Determine how many lines contain the string "CLOSE". Respond with that number and nothing more.

▶ _SUPPLIED ENTRIES_:

--*--

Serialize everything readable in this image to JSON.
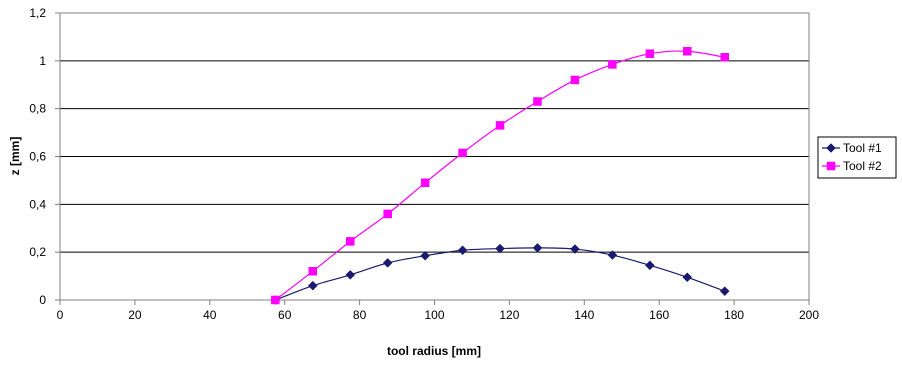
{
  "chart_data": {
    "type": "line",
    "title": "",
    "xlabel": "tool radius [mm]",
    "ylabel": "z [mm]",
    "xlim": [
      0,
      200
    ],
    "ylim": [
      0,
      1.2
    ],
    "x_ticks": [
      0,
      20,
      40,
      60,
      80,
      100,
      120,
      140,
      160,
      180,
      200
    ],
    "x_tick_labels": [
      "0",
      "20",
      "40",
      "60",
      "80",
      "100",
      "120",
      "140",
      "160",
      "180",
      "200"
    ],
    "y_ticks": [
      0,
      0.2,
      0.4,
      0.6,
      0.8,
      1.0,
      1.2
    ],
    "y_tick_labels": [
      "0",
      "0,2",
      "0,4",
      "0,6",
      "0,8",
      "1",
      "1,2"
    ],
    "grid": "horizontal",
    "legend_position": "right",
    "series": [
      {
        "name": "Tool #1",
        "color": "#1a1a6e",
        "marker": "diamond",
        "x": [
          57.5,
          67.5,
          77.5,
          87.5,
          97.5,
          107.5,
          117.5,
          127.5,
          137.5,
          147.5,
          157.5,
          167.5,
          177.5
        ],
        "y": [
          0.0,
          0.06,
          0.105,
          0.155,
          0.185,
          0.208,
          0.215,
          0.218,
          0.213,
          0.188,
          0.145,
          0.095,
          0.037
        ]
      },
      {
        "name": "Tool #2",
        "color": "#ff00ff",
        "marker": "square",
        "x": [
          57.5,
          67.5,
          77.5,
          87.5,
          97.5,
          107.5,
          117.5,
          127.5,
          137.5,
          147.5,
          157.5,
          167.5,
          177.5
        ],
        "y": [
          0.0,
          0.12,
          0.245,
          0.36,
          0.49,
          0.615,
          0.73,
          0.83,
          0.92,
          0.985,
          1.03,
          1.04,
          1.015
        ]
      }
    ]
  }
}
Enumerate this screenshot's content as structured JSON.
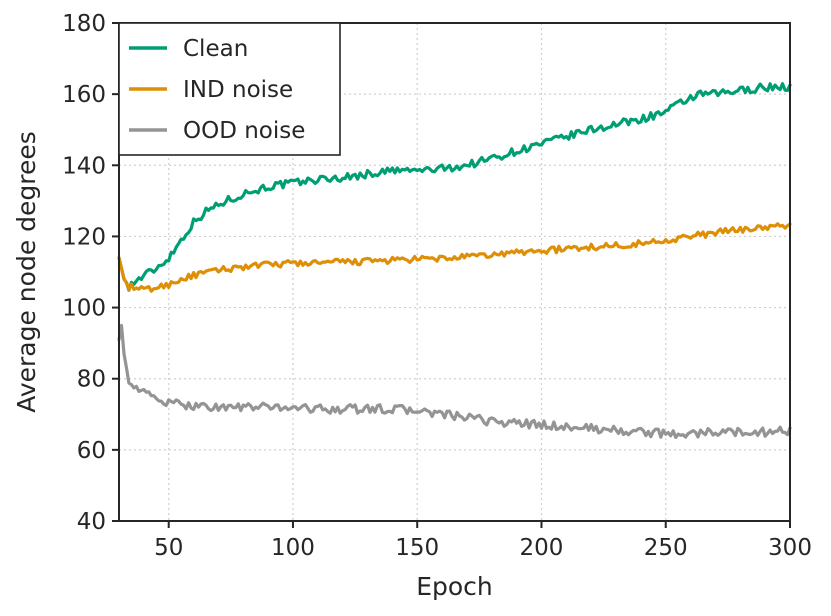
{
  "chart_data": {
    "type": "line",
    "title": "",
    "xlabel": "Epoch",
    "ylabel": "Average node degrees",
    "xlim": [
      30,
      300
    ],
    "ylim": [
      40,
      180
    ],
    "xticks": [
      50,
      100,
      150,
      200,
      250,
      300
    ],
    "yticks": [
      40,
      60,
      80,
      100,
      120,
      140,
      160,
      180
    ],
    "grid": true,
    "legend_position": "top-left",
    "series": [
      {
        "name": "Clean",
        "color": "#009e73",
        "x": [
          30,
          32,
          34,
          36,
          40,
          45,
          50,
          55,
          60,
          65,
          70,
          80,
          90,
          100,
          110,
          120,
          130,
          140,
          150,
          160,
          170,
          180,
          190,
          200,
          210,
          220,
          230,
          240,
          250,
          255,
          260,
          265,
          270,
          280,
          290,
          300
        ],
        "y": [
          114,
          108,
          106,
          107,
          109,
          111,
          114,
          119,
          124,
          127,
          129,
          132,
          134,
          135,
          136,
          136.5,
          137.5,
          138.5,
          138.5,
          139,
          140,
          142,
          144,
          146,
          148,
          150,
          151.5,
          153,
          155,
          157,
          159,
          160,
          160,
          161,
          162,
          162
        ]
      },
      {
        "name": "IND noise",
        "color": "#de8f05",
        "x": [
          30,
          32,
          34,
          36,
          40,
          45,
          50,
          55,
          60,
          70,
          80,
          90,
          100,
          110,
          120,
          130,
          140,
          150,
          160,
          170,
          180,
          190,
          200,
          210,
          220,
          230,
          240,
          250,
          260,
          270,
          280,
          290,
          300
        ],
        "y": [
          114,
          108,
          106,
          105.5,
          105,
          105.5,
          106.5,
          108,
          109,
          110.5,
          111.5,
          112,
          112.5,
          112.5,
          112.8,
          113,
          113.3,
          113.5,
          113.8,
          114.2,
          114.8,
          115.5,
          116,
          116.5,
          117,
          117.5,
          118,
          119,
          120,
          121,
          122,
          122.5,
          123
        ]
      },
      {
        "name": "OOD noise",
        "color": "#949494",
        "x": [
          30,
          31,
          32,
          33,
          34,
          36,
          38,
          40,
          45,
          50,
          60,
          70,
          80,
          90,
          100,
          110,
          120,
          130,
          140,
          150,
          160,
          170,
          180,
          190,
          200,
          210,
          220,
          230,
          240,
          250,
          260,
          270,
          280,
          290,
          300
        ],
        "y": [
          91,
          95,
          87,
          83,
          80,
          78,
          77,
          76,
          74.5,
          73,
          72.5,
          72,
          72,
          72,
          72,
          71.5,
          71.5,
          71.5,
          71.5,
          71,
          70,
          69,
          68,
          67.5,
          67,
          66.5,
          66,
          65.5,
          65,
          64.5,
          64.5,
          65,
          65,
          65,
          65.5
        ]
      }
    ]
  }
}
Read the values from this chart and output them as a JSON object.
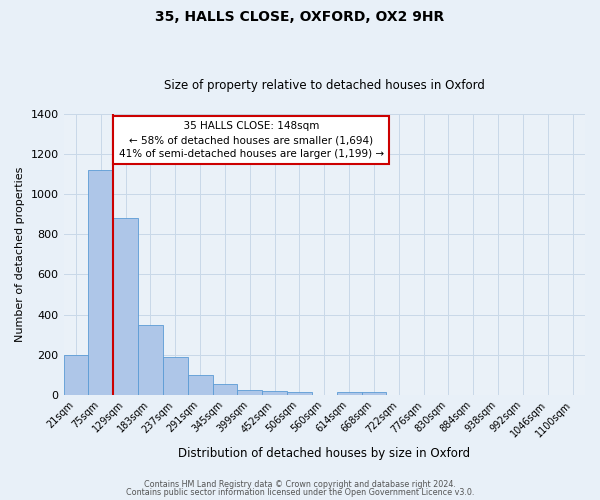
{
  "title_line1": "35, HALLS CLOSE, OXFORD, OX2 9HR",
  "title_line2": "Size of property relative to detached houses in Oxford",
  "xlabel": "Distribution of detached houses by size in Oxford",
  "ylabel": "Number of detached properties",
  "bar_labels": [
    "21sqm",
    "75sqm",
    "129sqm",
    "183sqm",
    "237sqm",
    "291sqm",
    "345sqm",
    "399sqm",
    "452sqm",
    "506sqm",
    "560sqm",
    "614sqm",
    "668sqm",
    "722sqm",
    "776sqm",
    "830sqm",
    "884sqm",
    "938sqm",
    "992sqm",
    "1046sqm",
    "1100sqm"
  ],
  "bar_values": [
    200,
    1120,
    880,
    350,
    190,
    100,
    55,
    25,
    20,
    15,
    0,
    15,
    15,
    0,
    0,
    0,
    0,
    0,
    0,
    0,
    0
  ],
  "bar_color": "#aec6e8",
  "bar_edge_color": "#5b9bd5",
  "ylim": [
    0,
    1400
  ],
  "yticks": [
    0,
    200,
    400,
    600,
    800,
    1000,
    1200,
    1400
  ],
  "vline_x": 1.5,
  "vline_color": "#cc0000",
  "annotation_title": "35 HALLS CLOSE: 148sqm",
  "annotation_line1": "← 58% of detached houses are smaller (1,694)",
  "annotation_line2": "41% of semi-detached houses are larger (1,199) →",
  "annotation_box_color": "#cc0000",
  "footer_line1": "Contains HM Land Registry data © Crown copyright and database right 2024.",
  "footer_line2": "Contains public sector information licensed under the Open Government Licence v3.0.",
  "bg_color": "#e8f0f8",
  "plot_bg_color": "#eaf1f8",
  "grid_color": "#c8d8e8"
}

--*--

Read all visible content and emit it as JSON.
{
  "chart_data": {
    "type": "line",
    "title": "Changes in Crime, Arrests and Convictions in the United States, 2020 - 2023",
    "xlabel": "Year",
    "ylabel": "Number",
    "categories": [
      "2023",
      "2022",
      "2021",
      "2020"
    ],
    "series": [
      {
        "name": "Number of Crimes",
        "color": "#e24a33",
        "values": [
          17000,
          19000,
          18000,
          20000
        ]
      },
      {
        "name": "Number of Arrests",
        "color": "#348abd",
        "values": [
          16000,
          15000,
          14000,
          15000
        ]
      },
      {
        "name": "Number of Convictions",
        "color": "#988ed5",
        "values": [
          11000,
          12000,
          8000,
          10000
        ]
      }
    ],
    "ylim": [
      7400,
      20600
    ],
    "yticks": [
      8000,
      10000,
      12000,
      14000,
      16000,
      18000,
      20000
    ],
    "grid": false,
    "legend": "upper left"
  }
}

--*--

▶ _EXERCISE RESULT_: 2